* **DATA ROWS**
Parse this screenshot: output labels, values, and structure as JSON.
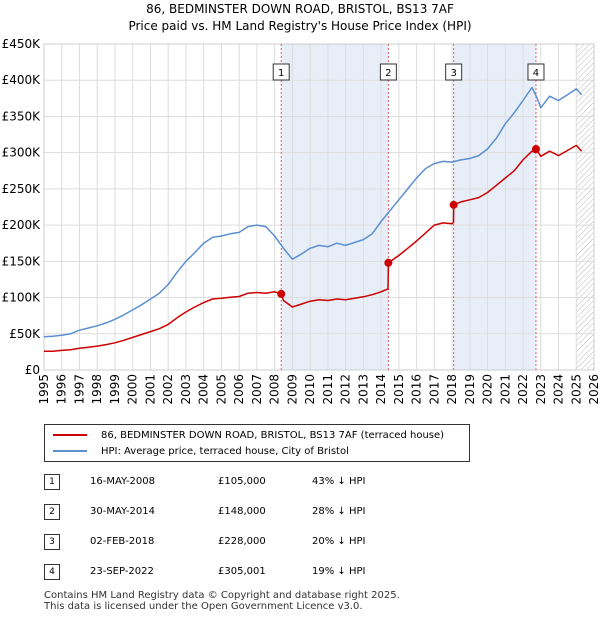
{
  "title_line1": "86, BEDMINSTER DOWN ROAD, BRISTOL, BS13 7AF",
  "title_line2": "Price paid vs. HM Land Registry's House Price Index (HPI)",
  "legend": {
    "property": "86, BEDMINSTER DOWN ROAD, BRISTOL, BS13 7AF (terraced house)",
    "hpi": "HPI: Average price, terraced house, City of Bristol"
  },
  "sales": [
    {
      "num": "1",
      "date": "16-MAY-2008",
      "price": "£105,000",
      "hpi": "43% ↓ HPI"
    },
    {
      "num": "2",
      "date": "30-MAY-2014",
      "price": "£148,000",
      "hpi": "28% ↓ HPI"
    },
    {
      "num": "3",
      "date": "02-FEB-2018",
      "price": "£228,000",
      "hpi": "20% ↓ HPI"
    },
    {
      "num": "4",
      "date": "23-SEP-2022",
      "price": "£305,001",
      "hpi": "19% ↓ HPI"
    }
  ],
  "footer": {
    "line1": "Contains HM Land Registry data © Copyright and database right 2025.",
    "line2": "This data is licensed under the Open Government Licence v3.0."
  },
  "colors": {
    "property": "#cc0000",
    "hpi": "#5b8fd0",
    "shade": "#e8eef8",
    "grid": "#dddddd"
  },
  "chart_data": {
    "type": "line",
    "xlim": [
      1995,
      2026
    ],
    "ylim": [
      0,
      450000
    ],
    "x_ticks": [
      "1995",
      "1996",
      "1997",
      "1998",
      "1999",
      "2000",
      "2001",
      "2002",
      "2003",
      "2004",
      "2005",
      "2006",
      "2007",
      "2008",
      "2009",
      "2010",
      "2011",
      "2012",
      "2013",
      "2014",
      "2015",
      "2016",
      "2017",
      "2018",
      "2019",
      "2020",
      "2021",
      "2022",
      "2023",
      "2024",
      "2025",
      "2026"
    ],
    "y_ticks": [
      {
        "value": 0,
        "label": "£0"
      },
      {
        "value": 50000,
        "label": "£50K"
      },
      {
        "value": 100000,
        "label": "£100K"
      },
      {
        "value": 150000,
        "label": "£150K"
      },
      {
        "value": 200000,
        "label": "£200K"
      },
      {
        "value": 250000,
        "label": "£250K"
      },
      {
        "value": 300000,
        "label": "£300K"
      },
      {
        "value": 350000,
        "label": "£350K"
      },
      {
        "value": 400000,
        "label": "£400K"
      },
      {
        "value": 450000,
        "label": "£450K"
      }
    ],
    "shaded_ranges": [
      [
        2008.37,
        2014.41
      ],
      [
        2018.09,
        2022.73
      ]
    ],
    "future_hatch_from": 2025.0,
    "series": [
      {
        "name": "HPI: Average price, terraced house, City of Bristol",
        "x": [
          1995.0,
          1995.5,
          1996.0,
          1996.5,
          1997.0,
          1997.5,
          1998.0,
          1998.5,
          1999.0,
          1999.5,
          2000.0,
          2000.5,
          2001.0,
          2001.5,
          2002.0,
          2002.5,
          2003.0,
          2003.5,
          2004.0,
          2004.5,
          2005.0,
          2005.5,
          2006.0,
          2006.5,
          2007.0,
          2007.5,
          2008.0,
          2008.5,
          2009.0,
          2009.5,
          2010.0,
          2010.5,
          2011.0,
          2011.5,
          2012.0,
          2012.5,
          2013.0,
          2013.5,
          2014.0,
          2014.5,
          2015.0,
          2015.5,
          2016.0,
          2016.5,
          2017.0,
          2017.5,
          2018.0,
          2018.5,
          2019.0,
          2019.5,
          2020.0,
          2020.5,
          2021.0,
          2021.5,
          2022.0,
          2022.5,
          2022.75,
          2023.0,
          2023.5,
          2024.0,
          2024.5,
          2025.0,
          2025.3
        ],
        "values": [
          46000,
          46500,
          48000,
          50000,
          55000,
          58000,
          61000,
          65000,
          70000,
          76000,
          83000,
          90000,
          98000,
          106000,
          118000,
          135000,
          150000,
          162000,
          175000,
          183000,
          185000,
          188000,
          190000,
          198000,
          200000,
          198000,
          185000,
          168000,
          153000,
          160000,
          168000,
          172000,
          170000,
          175000,
          172000,
          176000,
          180000,
          188000,
          205000,
          220000,
          235000,
          250000,
          265000,
          278000,
          285000,
          288000,
          287000,
          290000,
          292000,
          296000,
          305000,
          320000,
          340000,
          355000,
          372000,
          390000,
          378000,
          362000,
          378000,
          372000,
          380000,
          388000,
          380000
        ]
      },
      {
        "name": "86, BEDMINSTER DOWN ROAD, BRISTOL, BS13 7AF (terraced house)",
        "x": [
          1995.0,
          1995.5,
          1996.0,
          1996.5,
          1997.0,
          1997.5,
          1998.0,
          1998.5,
          1999.0,
          1999.5,
          2000.0,
          2000.5,
          2001.0,
          2001.5,
          2002.0,
          2002.5,
          2003.0,
          2003.5,
          2004.0,
          2004.5,
          2005.0,
          2005.5,
          2006.0,
          2006.5,
          2007.0,
          2007.5,
          2008.0,
          2008.37,
          2008.5,
          2009.0,
          2009.5,
          2010.0,
          2010.5,
          2011.0,
          2011.5,
          2012.0,
          2012.5,
          2013.0,
          2013.5,
          2014.0,
          2014.39,
          2014.41,
          2015.0,
          2015.5,
          2016.0,
          2016.5,
          2017.0,
          2017.5,
          2018.0,
          2018.08,
          2018.09,
          2018.5,
          2019.0,
          2019.5,
          2020.0,
          2020.5,
          2021.0,
          2021.5,
          2022.0,
          2022.5,
          2022.72,
          2022.73,
          2023.0,
          2023.5,
          2024.0,
          2024.5,
          2025.0,
          2025.3
        ],
        "values": [
          26000,
          26000,
          27000,
          28000,
          30000,
          31500,
          33000,
          35000,
          37500,
          41000,
          45000,
          49000,
          53000,
          57000,
          63000,
          72000,
          80000,
          87000,
          93000,
          98000,
          99000,
          100500,
          101500,
          106000,
          107000,
          106000,
          108000,
          105000,
          96000,
          87000,
          91000,
          95000,
          97000,
          96000,
          98000,
          97000,
          99000,
          101000,
          104000,
          108000,
          112000,
          148000,
          158000,
          168000,
          178000,
          189000,
          200000,
          203000,
          202000,
          204000,
          228000,
          232000,
          235000,
          238000,
          245000,
          255000,
          265000,
          275000,
          290000,
          302000,
          300000,
          305001,
          295000,
          302000,
          296000,
          303000,
          310000,
          302000
        ]
      }
    ],
    "sale_points": [
      {
        "label": "1",
        "x": 2008.37,
        "y": 105000
      },
      {
        "label": "2",
        "x": 2014.41,
        "y": 148000
      },
      {
        "label": "3",
        "x": 2018.09,
        "y": 228000
      },
      {
        "label": "4",
        "x": 2022.73,
        "y": 305001
      }
    ]
  }
}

* **GIVEN TASK**
Set down the records in full and exactly. Do not carry over any image.

* **OUTPUT FOR THIS TASK**
Parse this screenshot: output labels, values, and structure as JSON.
{
  "title_line1": "86, BEDMINSTER DOWN ROAD, BRISTOL, BS13 7AF",
  "title_line2": "Price paid vs. HM Land Registry's House Price Index (HPI)",
  "legend": {
    "property": "86, BEDMINSTER DOWN ROAD, BRISTOL, BS13 7AF (terraced house)",
    "hpi": "HPI: Average price, terraced house, City of Bristol"
  },
  "sales": [
    {
      "num": "1",
      "date": "16-MAY-2008",
      "price": "£105,000",
      "hpi": "43% ↓ HPI"
    },
    {
      "num": "2",
      "date": "30-MAY-2014",
      "price": "£148,000",
      "hpi": "28% ↓ HPI"
    },
    {
      "num": "3",
      "date": "02-FEB-2018",
      "price": "£228,000",
      "hpi": "20% ↓ HPI"
    },
    {
      "num": "4",
      "date": "23-SEP-2022",
      "price": "£305,001",
      "hpi": "19% ↓ HPI"
    }
  ],
  "footer": {
    "line1": "Contains HM Land Registry data © Copyright and database right 2025.",
    "line2": "This data is licensed under the Open Government Licence v3.0."
  },
  "colors": {
    "property": "#cc0000",
    "hpi": "#5b8fd0",
    "shade": "#e8eef8",
    "grid": "#dddddd"
  },
  "chart_data": {
    "type": "line",
    "xlim": [
      1995,
      2026
    ],
    "ylim": [
      0,
      450000
    ],
    "x_ticks": [
      "1995",
      "1996",
      "1997",
      "1998",
      "1999",
      "2000",
      "2001",
      "2002",
      "2003",
      "2004",
      "2005",
      "2006",
      "2007",
      "2008",
      "2009",
      "2010",
      "2011",
      "2012",
      "2013",
      "2014",
      "2015",
      "2016",
      "2017",
      "2018",
      "2019",
      "2020",
      "2021",
      "2022",
      "2023",
      "2024",
      "2025",
      "2026"
    ],
    "y_ticks": [
      {
        "value": 0,
        "label": "£0"
      },
      {
        "value": 50000,
        "label": "£50K"
      },
      {
        "value": 100000,
        "label": "£100K"
      },
      {
        "value": 150000,
        "label": "£150K"
      },
      {
        "value": 200000,
        "label": "£200K"
      },
      {
        "value": 250000,
        "label": "£250K"
      },
      {
        "value": 300000,
        "label": "£300K"
      },
      {
        "value": 350000,
        "label": "£350K"
      },
      {
        "value": 400000,
        "label": "£400K"
      },
      {
        "value": 450000,
        "label": "£450K"
      }
    ],
    "shaded_ranges": [
      [
        2008.37,
        2014.41
      ],
      [
        2018.09,
        2022.73
      ]
    ],
    "future_hatch_from": 2025.0,
    "series": [
      {
        "name": "HPI: Average price, terraced house, City of Bristol",
        "x": [
          1995.0,
          1995.5,
          1996.0,
          1996.5,
          1997.0,
          1997.5,
          1998.0,
          1998.5,
          1999.0,
          1999.5,
          2000.0,
          2000.5,
          2001.0,
          2001.5,
          2002.0,
          2002.5,
          2003.0,
          2003.5,
          2004.0,
          2004.5,
          2005.0,
          2005.5,
          2006.0,
          2006.5,
          2007.0,
          2007.5,
          2008.0,
          2008.5,
          2009.0,
          2009.5,
          2010.0,
          2010.5,
          2011.0,
          2011.5,
          2012.0,
          2012.5,
          2013.0,
          2013.5,
          2014.0,
          2014.5,
          2015.0,
          2015.5,
          2016.0,
          2016.5,
          2017.0,
          2017.5,
          2018.0,
          2018.5,
          2019.0,
          2019.5,
          2020.0,
          2020.5,
          2021.0,
          2021.5,
          2022.0,
          2022.5,
          2022.75,
          2023.0,
          2023.5,
          2024.0,
          2024.5,
          2025.0,
          2025.3
        ],
        "values": [
          46000,
          46500,
          48000,
          50000,
          55000,
          58000,
          61000,
          65000,
          70000,
          76000,
          83000,
          90000,
          98000,
          106000,
          118000,
          135000,
          150000,
          162000,
          175000,
          183000,
          185000,
          188000,
          190000,
          198000,
          200000,
          198000,
          185000,
          168000,
          153000,
          160000,
          168000,
          172000,
          170000,
          175000,
          172000,
          176000,
          180000,
          188000,
          205000,
          220000,
          235000,
          250000,
          265000,
          278000,
          285000,
          288000,
          287000,
          290000,
          292000,
          296000,
          305000,
          320000,
          340000,
          355000,
          372000,
          390000,
          378000,
          362000,
          378000,
          372000,
          380000,
          388000,
          380000
        ]
      },
      {
        "name": "86, BEDMINSTER DOWN ROAD, BRISTOL, BS13 7AF (terraced house)",
        "x": [
          1995.0,
          1995.5,
          1996.0,
          1996.5,
          1997.0,
          1997.5,
          1998.0,
          1998.5,
          1999.0,
          1999.5,
          2000.0,
          2000.5,
          2001.0,
          2001.5,
          2002.0,
          2002.5,
          2003.0,
          2003.5,
          2004.0,
          2004.5,
          2005.0,
          2005.5,
          2006.0,
          2006.5,
          2007.0,
          2007.5,
          2008.0,
          2008.37,
          2008.5,
          2009.0,
          2009.5,
          2010.0,
          2010.5,
          2011.0,
          2011.5,
          2012.0,
          2012.5,
          2013.0,
          2013.5,
          2014.0,
          2014.39,
          2014.41,
          2015.0,
          2015.5,
          2016.0,
          2016.5,
          2017.0,
          2017.5,
          2018.0,
          2018.08,
          2018.09,
          2018.5,
          2019.0,
          2019.5,
          2020.0,
          2020.5,
          2021.0,
          2021.5,
          2022.0,
          2022.5,
          2022.72,
          2022.73,
          2023.0,
          2023.5,
          2024.0,
          2024.5,
          2025.0,
          2025.3
        ],
        "values": [
          26000,
          26000,
          27000,
          28000,
          30000,
          31500,
          33000,
          35000,
          37500,
          41000,
          45000,
          49000,
          53000,
          57000,
          63000,
          72000,
          80000,
          87000,
          93000,
          98000,
          99000,
          100500,
          101500,
          106000,
          107000,
          106000,
          108000,
          105000,
          96000,
          87000,
          91000,
          95000,
          97000,
          96000,
          98000,
          97000,
          99000,
          101000,
          104000,
          108000,
          112000,
          148000,
          158000,
          168000,
          178000,
          189000,
          200000,
          203000,
          202000,
          204000,
          228000,
          232000,
          235000,
          238000,
          245000,
          255000,
          265000,
          275000,
          290000,
          302000,
          300000,
          305001,
          295000,
          302000,
          296000,
          303000,
          310000,
          302000
        ]
      }
    ],
    "sale_points": [
      {
        "label": "1",
        "x": 2008.37,
        "y": 105000
      },
      {
        "label": "2",
        "x": 2014.41,
        "y": 148000
      },
      {
        "label": "3",
        "x": 2018.09,
        "y": 228000
      },
      {
        "label": "4",
        "x": 2022.73,
        "y": 305001
      }
    ]
  }
}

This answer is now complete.